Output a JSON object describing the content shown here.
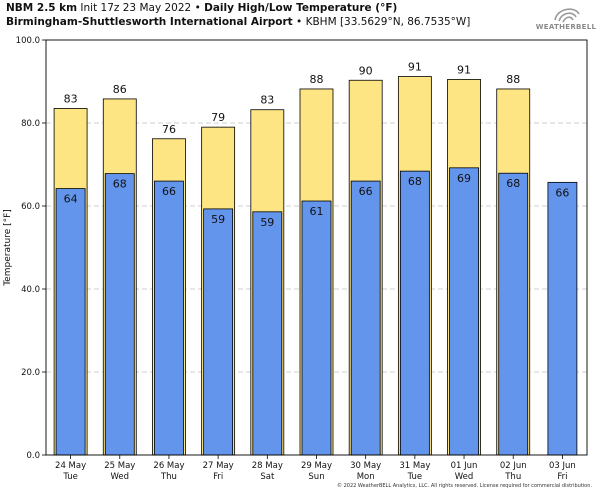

==================================================

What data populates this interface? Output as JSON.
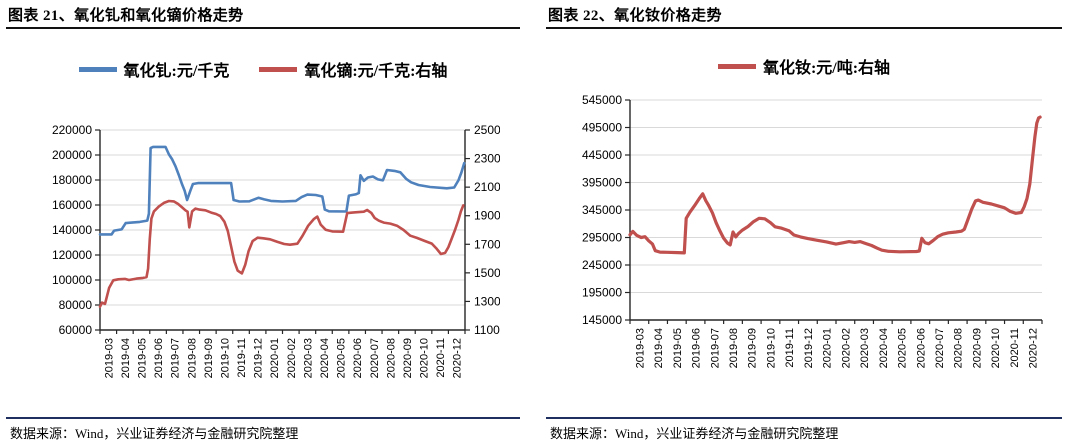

==================================================

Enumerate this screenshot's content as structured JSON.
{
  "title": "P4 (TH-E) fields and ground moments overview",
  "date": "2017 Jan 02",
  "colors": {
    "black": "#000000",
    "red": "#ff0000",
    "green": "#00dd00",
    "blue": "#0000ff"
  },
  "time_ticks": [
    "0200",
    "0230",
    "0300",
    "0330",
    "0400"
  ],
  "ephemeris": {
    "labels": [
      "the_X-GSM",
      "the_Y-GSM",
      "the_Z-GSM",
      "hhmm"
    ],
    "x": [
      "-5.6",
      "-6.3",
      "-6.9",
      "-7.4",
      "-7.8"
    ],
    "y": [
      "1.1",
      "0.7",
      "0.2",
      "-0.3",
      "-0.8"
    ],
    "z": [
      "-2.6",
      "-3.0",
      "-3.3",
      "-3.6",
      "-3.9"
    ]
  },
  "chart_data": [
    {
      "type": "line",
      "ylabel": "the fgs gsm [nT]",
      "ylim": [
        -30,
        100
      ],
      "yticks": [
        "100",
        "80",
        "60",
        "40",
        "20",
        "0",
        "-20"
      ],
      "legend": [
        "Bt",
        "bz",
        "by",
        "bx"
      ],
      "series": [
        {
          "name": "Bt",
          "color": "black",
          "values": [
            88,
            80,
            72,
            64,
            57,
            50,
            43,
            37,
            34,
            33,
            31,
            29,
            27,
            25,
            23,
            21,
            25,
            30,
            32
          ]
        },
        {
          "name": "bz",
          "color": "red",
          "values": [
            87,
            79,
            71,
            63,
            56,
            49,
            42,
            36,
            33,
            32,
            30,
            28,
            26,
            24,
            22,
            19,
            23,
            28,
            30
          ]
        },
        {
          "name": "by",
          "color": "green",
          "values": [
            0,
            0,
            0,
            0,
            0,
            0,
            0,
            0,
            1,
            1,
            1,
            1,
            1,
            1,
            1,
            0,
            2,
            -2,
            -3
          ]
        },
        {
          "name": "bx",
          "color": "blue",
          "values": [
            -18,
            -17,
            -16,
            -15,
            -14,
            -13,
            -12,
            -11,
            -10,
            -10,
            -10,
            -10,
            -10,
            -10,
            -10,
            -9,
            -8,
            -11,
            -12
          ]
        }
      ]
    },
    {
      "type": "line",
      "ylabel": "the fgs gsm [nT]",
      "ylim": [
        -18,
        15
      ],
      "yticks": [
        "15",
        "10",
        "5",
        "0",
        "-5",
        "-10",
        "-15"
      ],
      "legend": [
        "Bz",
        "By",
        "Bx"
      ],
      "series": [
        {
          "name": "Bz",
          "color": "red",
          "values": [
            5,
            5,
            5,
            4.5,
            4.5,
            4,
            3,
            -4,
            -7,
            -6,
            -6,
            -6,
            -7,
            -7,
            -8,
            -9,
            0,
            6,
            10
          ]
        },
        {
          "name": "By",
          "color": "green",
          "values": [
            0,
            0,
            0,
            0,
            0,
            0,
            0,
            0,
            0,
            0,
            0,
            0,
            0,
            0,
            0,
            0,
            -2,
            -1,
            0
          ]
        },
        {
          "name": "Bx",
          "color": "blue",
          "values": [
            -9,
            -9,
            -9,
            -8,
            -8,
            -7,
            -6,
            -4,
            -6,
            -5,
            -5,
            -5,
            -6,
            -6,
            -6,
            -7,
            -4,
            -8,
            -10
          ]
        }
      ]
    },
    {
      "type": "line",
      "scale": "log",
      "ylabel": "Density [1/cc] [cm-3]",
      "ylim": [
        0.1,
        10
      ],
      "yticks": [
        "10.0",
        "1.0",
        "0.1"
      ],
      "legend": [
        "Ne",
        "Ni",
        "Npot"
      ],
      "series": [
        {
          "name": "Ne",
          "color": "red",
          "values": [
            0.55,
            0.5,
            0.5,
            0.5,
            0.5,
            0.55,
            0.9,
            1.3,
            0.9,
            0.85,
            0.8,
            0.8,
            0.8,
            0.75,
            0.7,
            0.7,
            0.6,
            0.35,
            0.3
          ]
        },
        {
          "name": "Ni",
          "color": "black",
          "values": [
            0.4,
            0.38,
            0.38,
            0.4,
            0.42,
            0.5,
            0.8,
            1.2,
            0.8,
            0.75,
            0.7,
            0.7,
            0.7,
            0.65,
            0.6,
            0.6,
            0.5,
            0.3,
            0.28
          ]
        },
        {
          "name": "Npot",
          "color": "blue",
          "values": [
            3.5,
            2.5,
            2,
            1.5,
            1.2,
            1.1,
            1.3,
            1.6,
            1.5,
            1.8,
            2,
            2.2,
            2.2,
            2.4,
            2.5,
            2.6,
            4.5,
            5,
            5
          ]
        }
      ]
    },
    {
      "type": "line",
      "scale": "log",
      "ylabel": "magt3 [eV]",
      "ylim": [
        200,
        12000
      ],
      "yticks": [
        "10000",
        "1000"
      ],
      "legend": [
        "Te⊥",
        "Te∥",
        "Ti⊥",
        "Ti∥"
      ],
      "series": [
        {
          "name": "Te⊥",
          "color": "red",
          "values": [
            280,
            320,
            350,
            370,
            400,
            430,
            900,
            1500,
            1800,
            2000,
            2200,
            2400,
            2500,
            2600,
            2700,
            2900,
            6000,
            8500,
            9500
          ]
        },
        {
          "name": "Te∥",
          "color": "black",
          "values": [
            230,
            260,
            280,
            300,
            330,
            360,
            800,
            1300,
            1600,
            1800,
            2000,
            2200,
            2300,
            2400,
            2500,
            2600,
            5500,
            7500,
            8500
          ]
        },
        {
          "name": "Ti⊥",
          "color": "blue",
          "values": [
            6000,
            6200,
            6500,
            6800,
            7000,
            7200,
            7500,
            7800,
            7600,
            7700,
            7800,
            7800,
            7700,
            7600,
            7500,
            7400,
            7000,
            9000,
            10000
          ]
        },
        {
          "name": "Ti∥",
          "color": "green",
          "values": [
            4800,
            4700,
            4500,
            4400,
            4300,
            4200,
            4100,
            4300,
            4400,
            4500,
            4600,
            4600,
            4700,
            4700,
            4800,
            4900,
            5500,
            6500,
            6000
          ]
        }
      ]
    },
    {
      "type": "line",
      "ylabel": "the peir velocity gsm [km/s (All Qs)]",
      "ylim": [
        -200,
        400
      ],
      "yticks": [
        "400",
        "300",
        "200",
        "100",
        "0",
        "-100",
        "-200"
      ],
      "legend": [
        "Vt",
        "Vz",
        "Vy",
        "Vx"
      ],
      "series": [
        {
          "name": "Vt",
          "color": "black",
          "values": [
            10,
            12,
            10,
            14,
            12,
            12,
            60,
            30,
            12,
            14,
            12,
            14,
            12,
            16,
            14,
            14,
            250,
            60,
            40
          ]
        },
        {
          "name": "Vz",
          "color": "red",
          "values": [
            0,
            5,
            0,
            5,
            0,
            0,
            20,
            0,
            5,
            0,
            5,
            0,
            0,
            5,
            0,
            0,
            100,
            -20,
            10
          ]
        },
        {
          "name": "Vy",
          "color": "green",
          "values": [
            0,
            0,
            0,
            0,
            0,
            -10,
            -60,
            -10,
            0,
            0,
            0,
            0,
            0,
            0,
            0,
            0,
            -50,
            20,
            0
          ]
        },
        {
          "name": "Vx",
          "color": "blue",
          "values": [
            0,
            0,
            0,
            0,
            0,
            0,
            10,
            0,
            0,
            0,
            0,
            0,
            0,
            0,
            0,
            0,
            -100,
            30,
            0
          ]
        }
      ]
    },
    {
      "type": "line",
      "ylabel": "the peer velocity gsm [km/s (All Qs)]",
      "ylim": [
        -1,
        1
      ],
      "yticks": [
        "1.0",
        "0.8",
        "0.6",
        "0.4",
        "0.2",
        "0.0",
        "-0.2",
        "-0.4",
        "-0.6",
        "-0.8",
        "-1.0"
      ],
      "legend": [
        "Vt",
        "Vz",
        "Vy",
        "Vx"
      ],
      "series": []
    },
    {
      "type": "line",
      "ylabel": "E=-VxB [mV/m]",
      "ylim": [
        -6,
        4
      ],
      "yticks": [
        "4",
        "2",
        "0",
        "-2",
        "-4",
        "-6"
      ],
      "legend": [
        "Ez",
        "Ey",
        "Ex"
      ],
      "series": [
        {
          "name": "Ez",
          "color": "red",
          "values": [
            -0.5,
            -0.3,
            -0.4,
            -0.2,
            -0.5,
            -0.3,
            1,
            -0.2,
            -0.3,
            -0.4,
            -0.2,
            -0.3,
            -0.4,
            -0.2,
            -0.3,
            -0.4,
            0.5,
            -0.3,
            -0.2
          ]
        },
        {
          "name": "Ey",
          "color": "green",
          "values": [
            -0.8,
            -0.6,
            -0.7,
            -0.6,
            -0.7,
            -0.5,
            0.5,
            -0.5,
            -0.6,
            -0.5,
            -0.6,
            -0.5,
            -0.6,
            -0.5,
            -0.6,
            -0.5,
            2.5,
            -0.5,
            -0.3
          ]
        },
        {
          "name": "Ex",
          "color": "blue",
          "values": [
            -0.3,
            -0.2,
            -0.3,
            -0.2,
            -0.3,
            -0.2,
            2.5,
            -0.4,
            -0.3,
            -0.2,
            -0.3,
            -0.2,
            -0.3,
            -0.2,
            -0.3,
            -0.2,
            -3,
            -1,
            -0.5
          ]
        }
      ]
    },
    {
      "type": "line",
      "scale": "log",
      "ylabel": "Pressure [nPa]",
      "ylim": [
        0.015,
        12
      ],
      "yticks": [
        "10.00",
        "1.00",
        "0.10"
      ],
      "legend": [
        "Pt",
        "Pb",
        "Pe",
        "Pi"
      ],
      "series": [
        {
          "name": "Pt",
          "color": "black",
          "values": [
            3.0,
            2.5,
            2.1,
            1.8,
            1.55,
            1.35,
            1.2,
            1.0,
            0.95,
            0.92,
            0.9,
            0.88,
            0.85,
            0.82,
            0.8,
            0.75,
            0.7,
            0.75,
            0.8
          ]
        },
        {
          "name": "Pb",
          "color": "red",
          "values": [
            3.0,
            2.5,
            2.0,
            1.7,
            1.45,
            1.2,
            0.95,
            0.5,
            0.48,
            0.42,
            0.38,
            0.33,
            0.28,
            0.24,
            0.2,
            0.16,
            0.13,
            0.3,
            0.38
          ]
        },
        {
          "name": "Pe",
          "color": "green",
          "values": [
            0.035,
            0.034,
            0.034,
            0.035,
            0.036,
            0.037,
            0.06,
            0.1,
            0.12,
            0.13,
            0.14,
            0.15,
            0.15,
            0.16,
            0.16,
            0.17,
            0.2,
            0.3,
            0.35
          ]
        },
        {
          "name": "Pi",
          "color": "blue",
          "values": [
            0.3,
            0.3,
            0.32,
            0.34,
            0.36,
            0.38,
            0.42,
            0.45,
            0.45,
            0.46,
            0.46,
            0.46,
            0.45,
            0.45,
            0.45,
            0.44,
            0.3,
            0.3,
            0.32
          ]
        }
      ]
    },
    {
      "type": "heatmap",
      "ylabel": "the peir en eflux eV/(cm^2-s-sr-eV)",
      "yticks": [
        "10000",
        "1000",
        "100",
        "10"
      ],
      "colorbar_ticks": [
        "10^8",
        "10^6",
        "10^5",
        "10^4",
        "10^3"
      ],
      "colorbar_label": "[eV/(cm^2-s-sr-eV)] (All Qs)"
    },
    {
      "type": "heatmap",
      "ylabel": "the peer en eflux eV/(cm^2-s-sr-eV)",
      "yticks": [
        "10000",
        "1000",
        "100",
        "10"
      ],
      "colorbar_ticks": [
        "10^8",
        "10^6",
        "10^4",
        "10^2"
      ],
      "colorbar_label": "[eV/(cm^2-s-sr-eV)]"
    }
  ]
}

==================================================

**TASK INSTRUCTIONS**
Copy every line that contains the string "Output".

**ANSWER TO THE PROBLEM**
Output a JSON object describing the content shown here.
What data populates this interface? Output as JSON.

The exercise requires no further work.